_Excerpted records_.
########
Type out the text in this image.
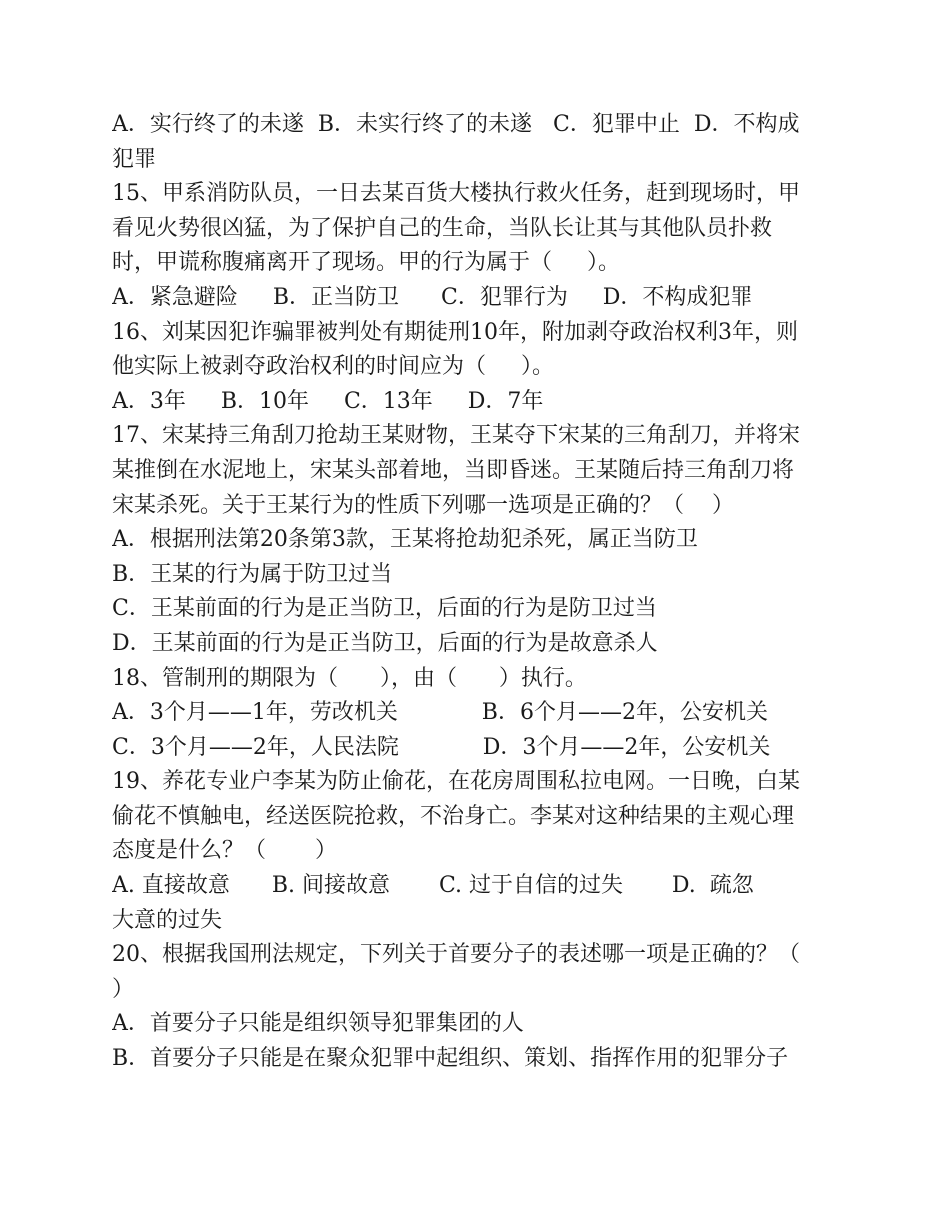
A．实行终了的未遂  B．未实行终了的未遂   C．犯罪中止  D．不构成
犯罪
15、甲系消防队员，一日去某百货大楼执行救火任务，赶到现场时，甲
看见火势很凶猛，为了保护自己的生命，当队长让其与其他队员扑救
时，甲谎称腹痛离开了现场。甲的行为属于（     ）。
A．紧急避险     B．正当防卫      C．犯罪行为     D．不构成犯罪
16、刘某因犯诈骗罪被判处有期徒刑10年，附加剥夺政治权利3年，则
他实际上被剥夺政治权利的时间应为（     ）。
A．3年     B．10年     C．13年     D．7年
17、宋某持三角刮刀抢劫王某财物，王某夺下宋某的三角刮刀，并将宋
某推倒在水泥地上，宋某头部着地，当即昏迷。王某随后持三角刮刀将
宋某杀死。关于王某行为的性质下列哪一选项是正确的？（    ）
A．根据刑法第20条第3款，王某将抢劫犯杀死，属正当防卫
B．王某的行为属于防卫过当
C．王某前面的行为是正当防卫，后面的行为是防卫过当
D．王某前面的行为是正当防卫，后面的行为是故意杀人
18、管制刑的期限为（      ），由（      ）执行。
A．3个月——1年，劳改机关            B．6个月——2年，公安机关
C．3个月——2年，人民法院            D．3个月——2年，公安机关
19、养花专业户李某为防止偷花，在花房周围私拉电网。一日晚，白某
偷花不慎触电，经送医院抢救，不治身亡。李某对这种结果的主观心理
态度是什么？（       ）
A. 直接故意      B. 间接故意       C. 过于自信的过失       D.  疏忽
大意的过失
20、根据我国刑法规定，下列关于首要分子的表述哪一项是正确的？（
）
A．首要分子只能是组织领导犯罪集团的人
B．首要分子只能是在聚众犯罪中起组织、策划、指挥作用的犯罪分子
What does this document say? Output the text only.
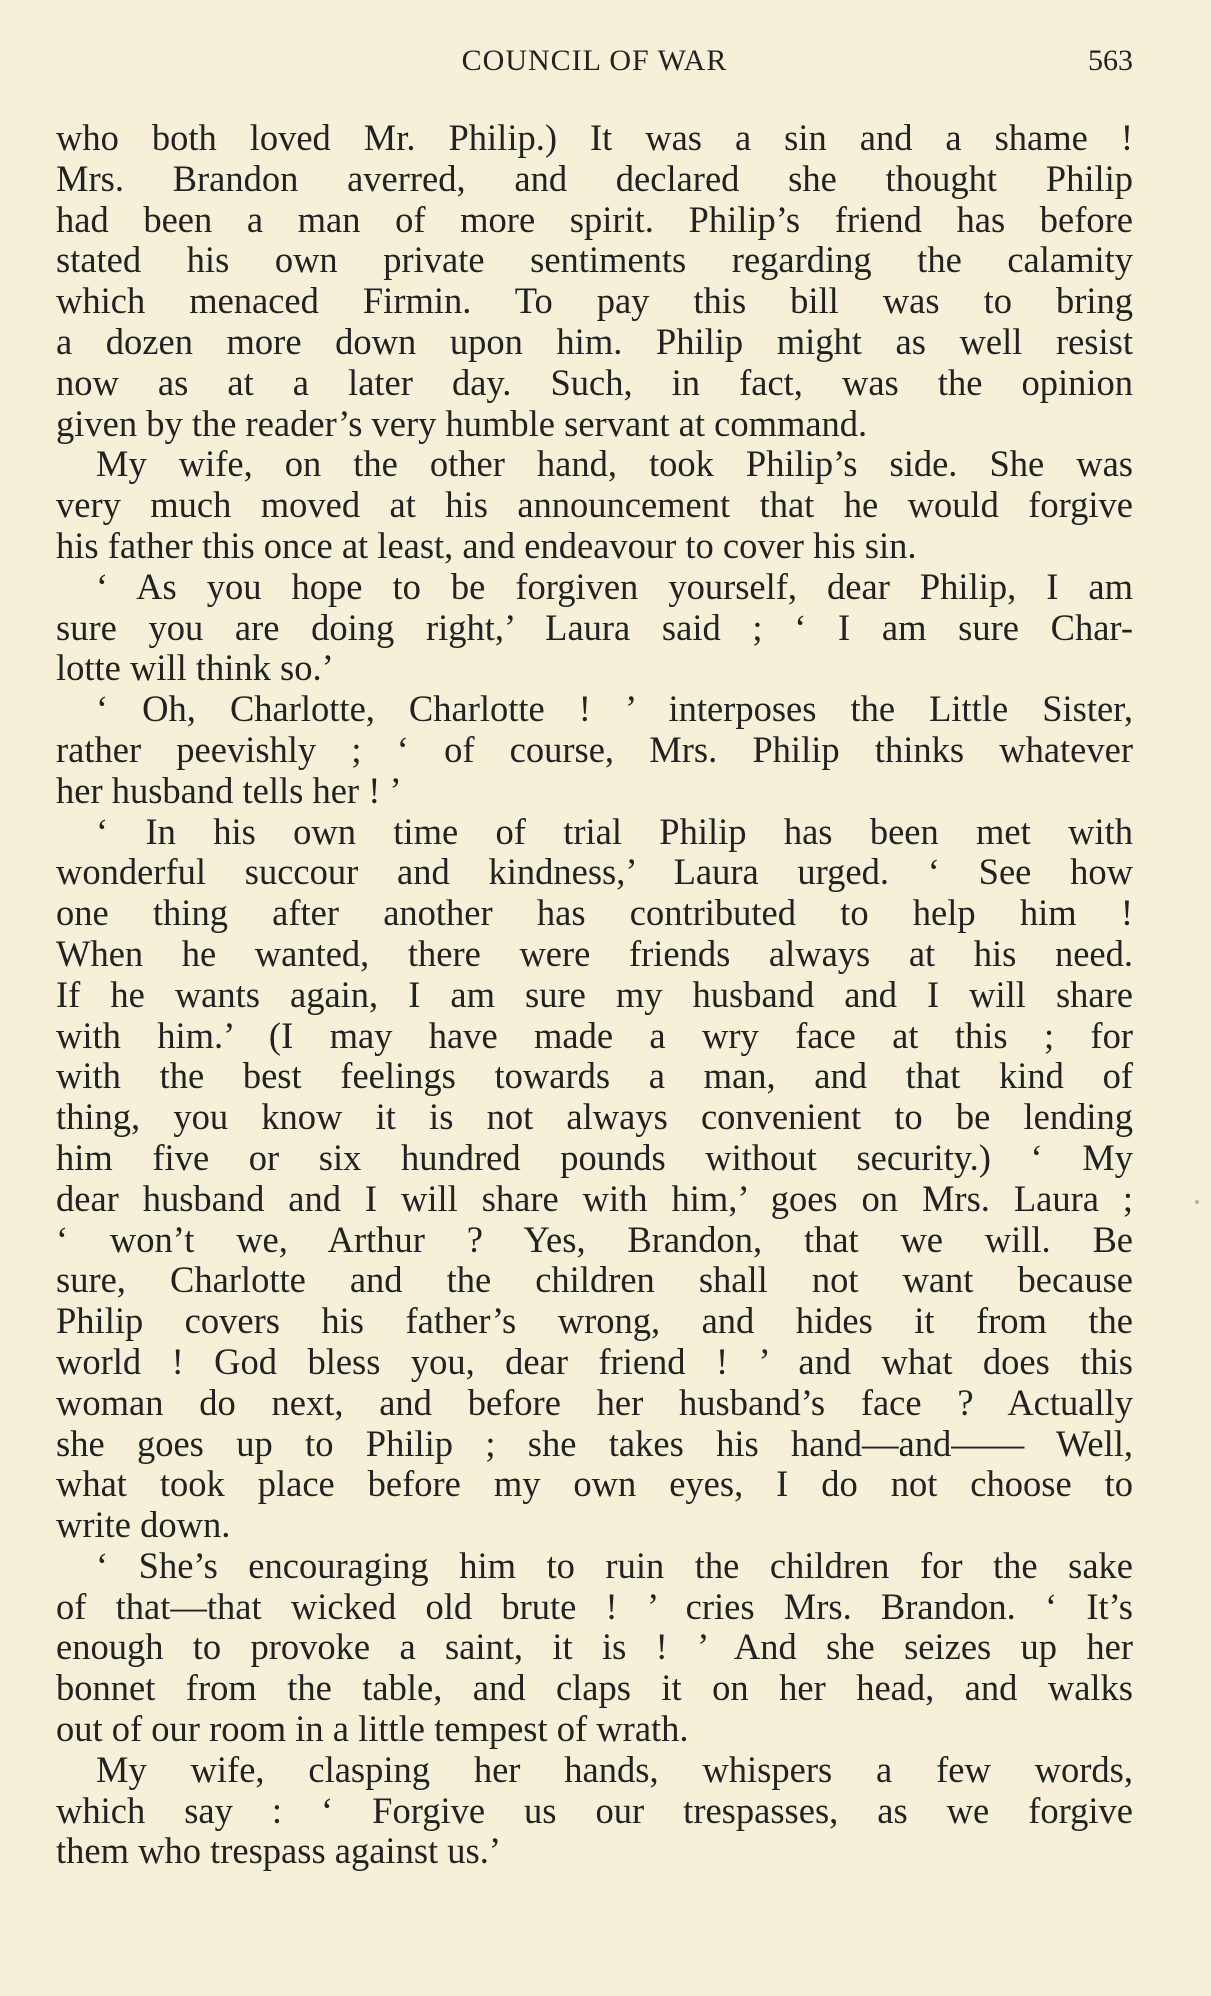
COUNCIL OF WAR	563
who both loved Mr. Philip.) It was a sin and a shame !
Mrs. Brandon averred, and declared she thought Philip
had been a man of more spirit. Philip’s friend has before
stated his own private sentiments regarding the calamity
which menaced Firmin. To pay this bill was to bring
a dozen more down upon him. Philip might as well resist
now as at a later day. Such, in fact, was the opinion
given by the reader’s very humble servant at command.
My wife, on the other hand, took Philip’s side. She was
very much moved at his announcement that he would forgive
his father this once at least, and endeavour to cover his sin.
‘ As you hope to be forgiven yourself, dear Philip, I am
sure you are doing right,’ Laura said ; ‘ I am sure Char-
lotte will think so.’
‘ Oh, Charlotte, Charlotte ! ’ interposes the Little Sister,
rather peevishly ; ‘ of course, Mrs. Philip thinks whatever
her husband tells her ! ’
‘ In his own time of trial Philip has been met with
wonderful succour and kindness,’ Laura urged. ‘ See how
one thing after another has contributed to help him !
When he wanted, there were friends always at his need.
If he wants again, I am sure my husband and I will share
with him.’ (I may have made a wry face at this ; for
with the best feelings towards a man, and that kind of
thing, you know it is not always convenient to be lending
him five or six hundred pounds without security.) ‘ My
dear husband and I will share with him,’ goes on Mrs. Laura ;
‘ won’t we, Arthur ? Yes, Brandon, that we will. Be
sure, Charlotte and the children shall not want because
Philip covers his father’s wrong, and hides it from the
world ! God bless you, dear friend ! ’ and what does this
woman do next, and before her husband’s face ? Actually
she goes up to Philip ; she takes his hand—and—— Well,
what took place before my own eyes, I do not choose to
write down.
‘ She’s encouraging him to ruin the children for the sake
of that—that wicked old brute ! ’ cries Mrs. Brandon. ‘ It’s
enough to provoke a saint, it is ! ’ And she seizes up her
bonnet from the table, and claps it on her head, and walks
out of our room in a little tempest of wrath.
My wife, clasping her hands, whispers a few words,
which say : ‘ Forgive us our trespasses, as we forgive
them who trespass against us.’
########
Look through the listing above. Pick out each line with "before" and copy it.

had been a man of more spirit. Philip’s friend has before
woman do next, and before her husband’s face ? Actually
what took place before my own eyes, I do not choose to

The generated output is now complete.